[Dataset items]
* begin *

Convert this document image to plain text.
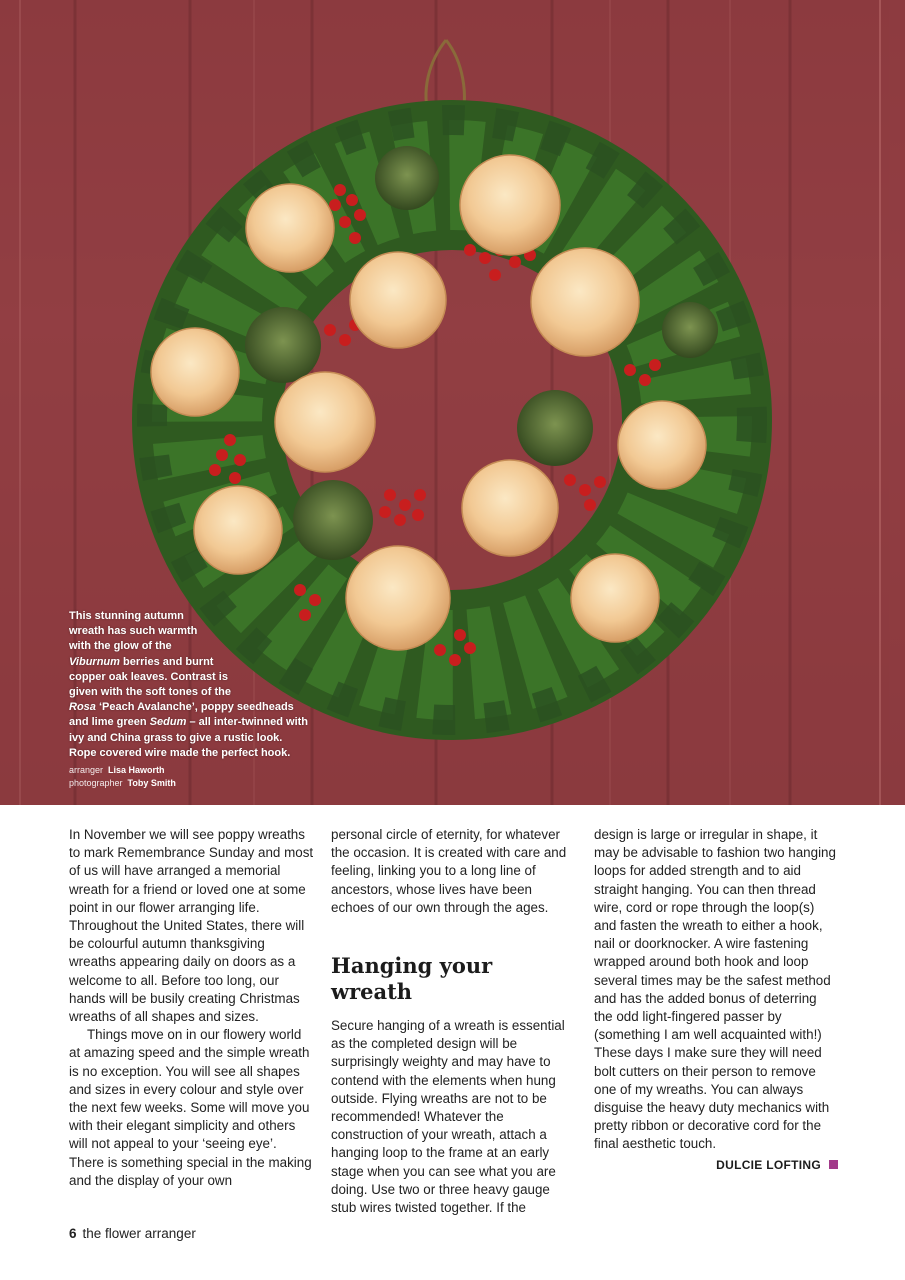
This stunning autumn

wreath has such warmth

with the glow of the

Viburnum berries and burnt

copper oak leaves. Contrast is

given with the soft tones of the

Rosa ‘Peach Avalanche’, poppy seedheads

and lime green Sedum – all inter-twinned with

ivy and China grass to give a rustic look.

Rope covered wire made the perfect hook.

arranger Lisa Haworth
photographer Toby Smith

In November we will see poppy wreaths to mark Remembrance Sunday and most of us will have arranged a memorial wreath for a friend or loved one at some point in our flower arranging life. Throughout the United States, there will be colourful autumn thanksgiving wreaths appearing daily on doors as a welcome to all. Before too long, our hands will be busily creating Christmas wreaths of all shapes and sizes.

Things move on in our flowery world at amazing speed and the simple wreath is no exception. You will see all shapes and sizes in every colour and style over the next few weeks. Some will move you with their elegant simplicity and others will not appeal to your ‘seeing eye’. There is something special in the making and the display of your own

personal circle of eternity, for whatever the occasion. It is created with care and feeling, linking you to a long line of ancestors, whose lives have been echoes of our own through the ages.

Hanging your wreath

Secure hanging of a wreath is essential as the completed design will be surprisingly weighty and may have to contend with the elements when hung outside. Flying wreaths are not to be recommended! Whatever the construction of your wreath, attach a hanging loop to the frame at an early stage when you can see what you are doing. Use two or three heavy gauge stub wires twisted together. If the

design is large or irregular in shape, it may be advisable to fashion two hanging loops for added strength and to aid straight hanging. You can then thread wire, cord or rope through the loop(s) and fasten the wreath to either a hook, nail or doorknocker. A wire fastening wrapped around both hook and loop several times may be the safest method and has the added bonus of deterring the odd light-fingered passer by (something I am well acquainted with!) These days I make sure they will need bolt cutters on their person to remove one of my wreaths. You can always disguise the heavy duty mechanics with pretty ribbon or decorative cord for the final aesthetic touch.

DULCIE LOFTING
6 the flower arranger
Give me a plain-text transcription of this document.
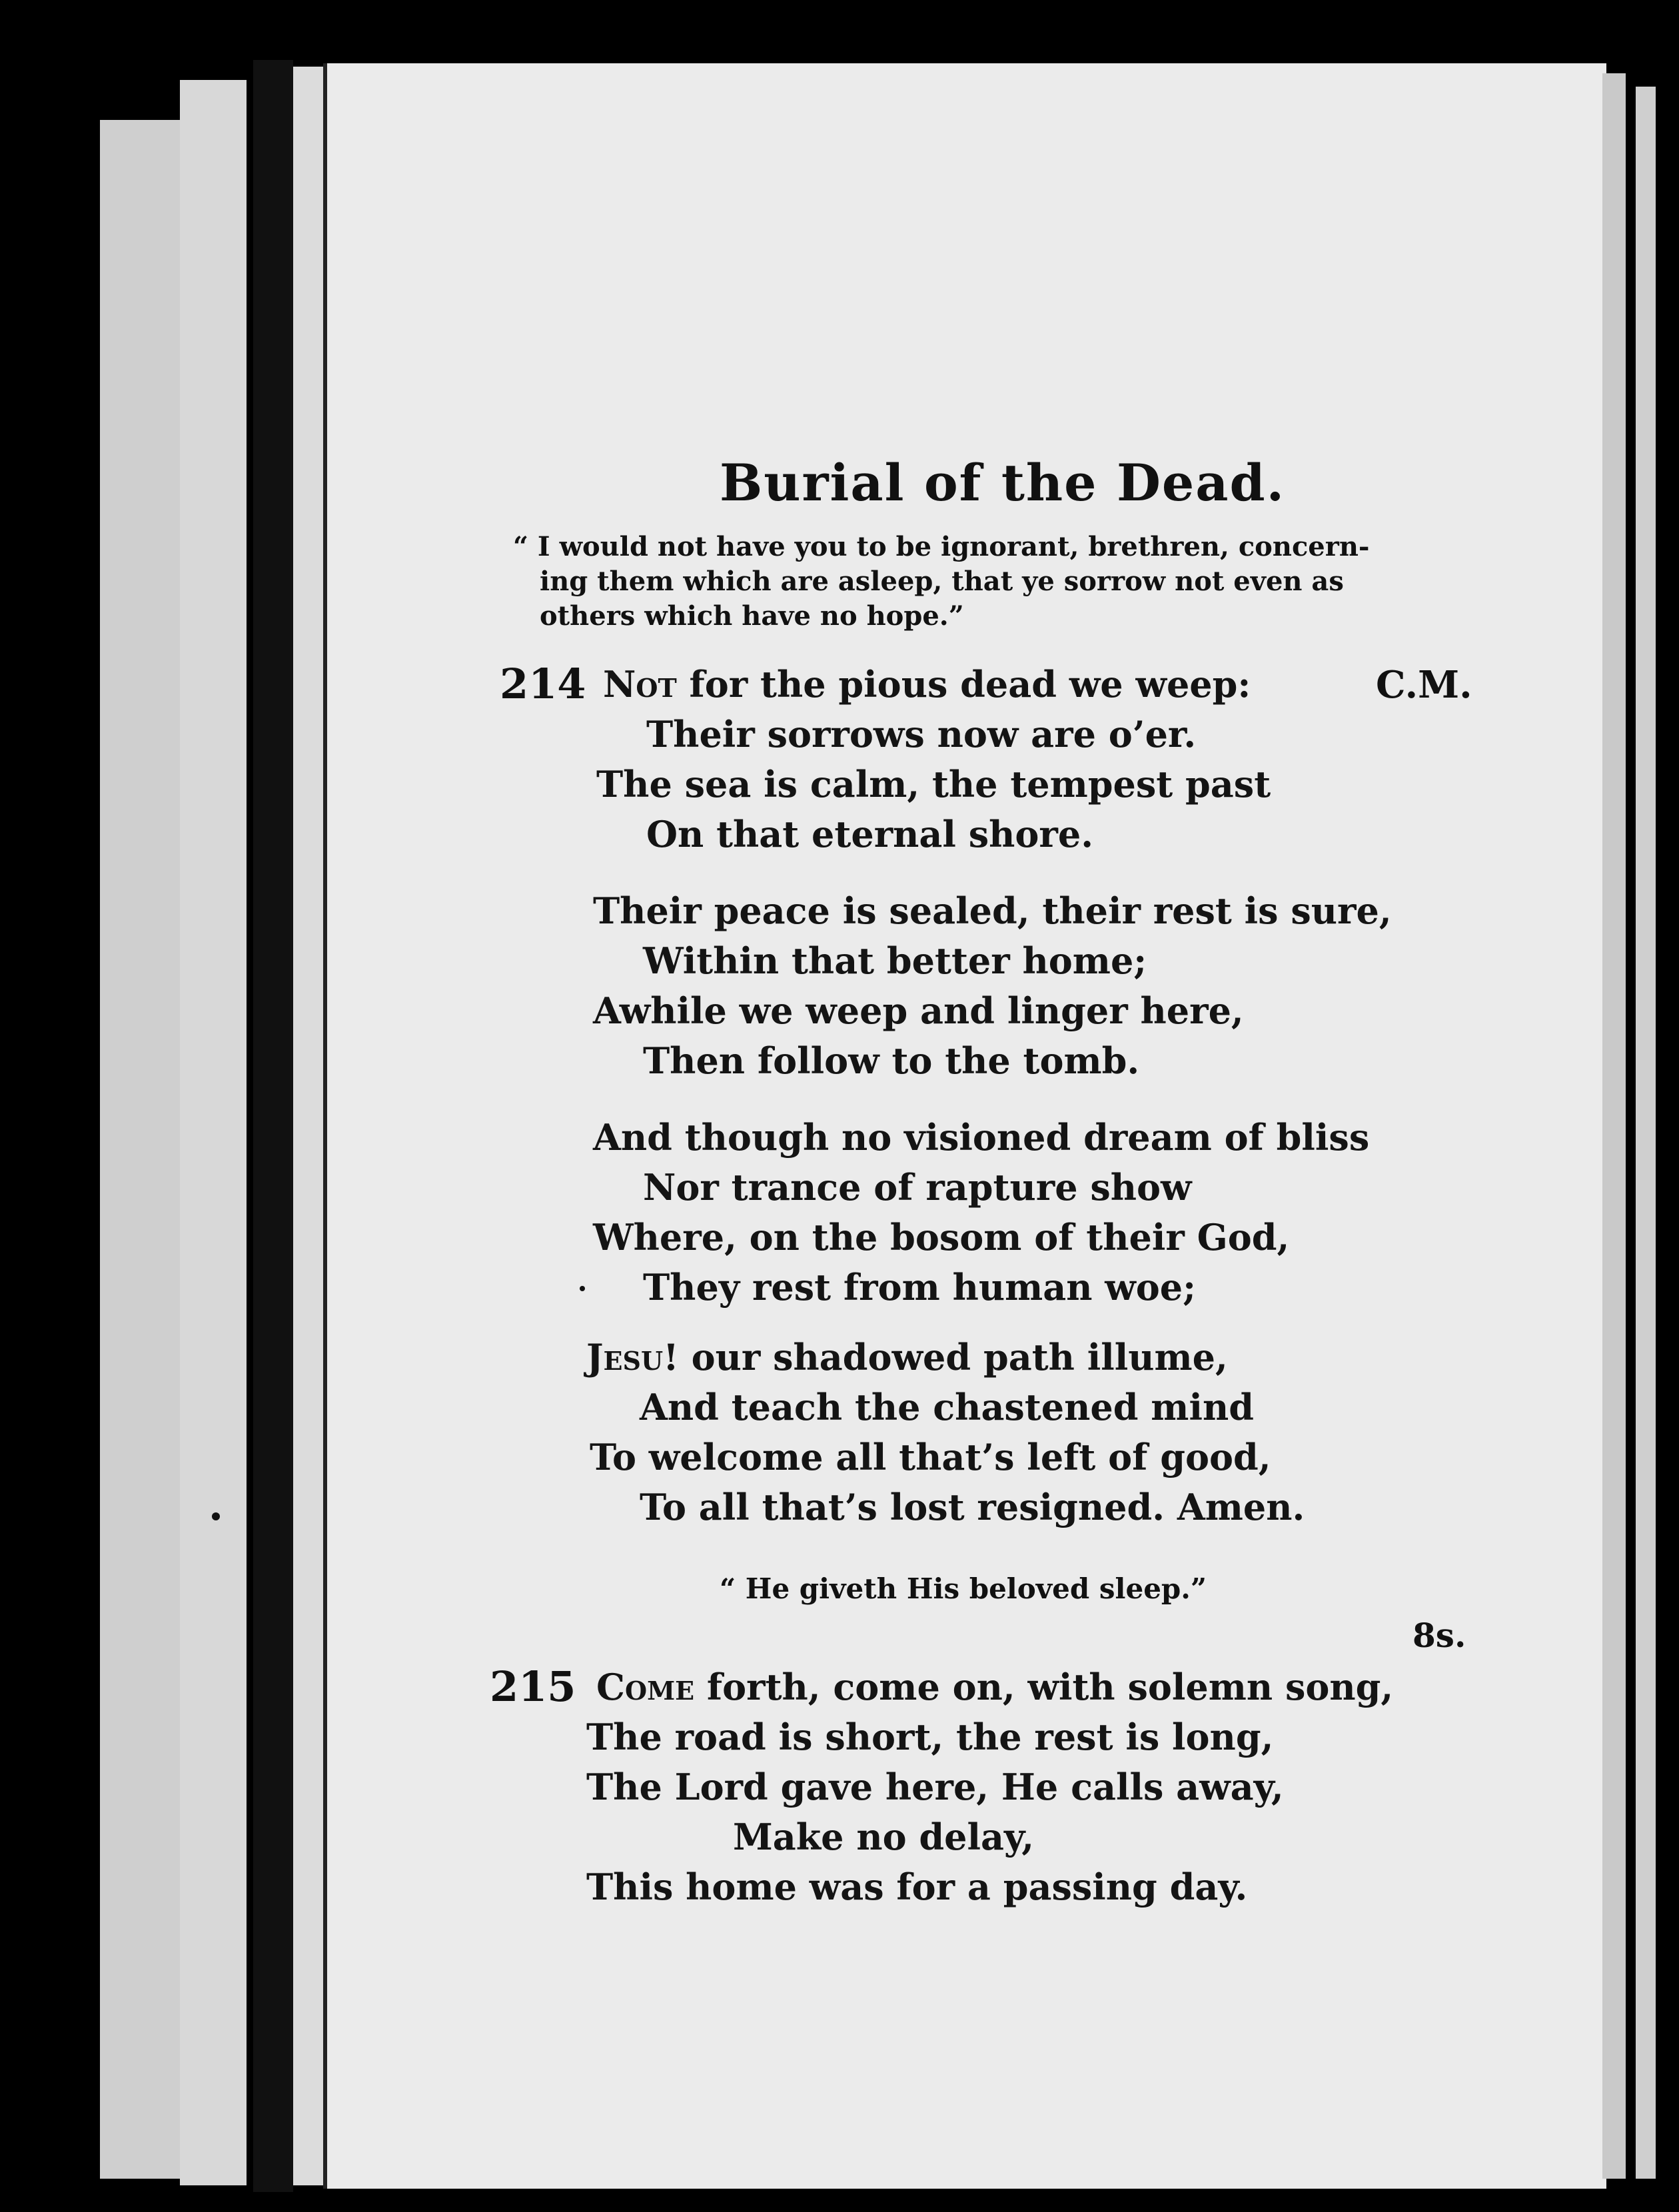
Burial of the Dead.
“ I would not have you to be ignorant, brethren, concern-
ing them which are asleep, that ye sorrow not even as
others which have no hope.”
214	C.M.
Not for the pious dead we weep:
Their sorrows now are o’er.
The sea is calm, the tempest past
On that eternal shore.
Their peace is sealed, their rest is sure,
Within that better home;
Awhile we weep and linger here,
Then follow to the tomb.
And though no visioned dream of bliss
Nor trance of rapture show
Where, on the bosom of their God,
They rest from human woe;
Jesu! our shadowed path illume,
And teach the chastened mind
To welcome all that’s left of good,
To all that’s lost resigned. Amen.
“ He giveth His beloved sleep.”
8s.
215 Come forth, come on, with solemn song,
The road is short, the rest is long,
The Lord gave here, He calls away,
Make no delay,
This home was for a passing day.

* end *

Your goal ::
Restate the records word for word, omitting images.

The completed task ::
Convert this document image to plain text.
This stunning autumn

wreath has such warmth

with the glow of the

Viburnum berries and burnt

copper oak leaves. Contrast is

given with the soft tones of the

Rosa ‘Peach Avalanche’, poppy seedheads

and lime green Sedum – all inter-twinned with

ivy and China grass to give a rustic look.

Rope covered wire made the perfect hook.

arranger Lisa Haworth
photographer Toby Smith

In November we will see poppy wreaths to mark Remembrance Sunday and most of us will have arranged a memorial wreath for a friend or loved one at some point in our flower arranging life. Throughout the United States, there will be colourful autumn thanksgiving wreaths appearing daily on doors as a welcome to all. Before too long, our hands will be busily creating Christmas wreaths of all shapes and sizes.

Things move on in our flowery world at amazing speed and the simple wreath is no exception. You will see all shapes and sizes in every colour and style over the next few weeks. Some will move you with their elegant simplicity and others will not appeal to your ‘seeing eye’. There is something special in the making and the display of your own

personal circle of eternity, for whatever the occasion. It is created with care and feeling, linking you to a long line of ancestors, whose lives have been echoes of our own through the ages.

Hanging your wreath

Secure hanging of a wreath is essential as the completed design will be surprisingly weighty and may have to contend with the elements when hung outside. Flying wreaths are not to be recommended! Whatever the construction of your wreath, attach a hanging loop to the frame at an early stage when you can see what you are doing. Use two or three heavy gauge stub wires twisted together. If the

design is large or irregular in shape, it may be advisable to fashion two hanging loops for added strength and to aid straight hanging. You can then thread wire, cord or rope through the loop(s) and fasten the wreath to either a hook, nail or doorknocker. A wire fastening wrapped around both hook and loop several times may be the safest method and has the added bonus of deterring the odd light-fingered passer by (something I am well acquainted with!) These days I make sure they will need bolt cutters on their person to remove one of my wreaths. You can always disguise the heavy duty mechanics with pretty ribbon or decorative cord for the final aesthetic touch.

DULCIE LOFTING
6 the flower arranger
Give me a plain-text transcription of this document.
Burial of the Dead.
“ I would not have you to be ignorant, brethren, concern-
ing them which are asleep, that ye sorrow not even as
others which have no hope.”
214	C.M.
Not for the pious dead we weep:
Their sorrows now are o’er.
The sea is calm, the tempest past
On that eternal shore.
Their peace is sealed, their rest is sure,
Within that better home;
Awhile we weep and linger here,
Then follow to the tomb.
And though no visioned dream of bliss
Nor trance of rapture show
Where, on the bosom of their God,
They rest from human woe;
Jesu! our shadowed path illume,
And teach the chastened mind
To welcome all that’s left of good,
To all that’s lost resigned. Amen.
“ He giveth His beloved sleep.”
8s.
215 Come forth, come on, with solemn song,
The road is short, the rest is long,
The Lord gave here, He calls away,
Make no delay,
This home was for a passing day.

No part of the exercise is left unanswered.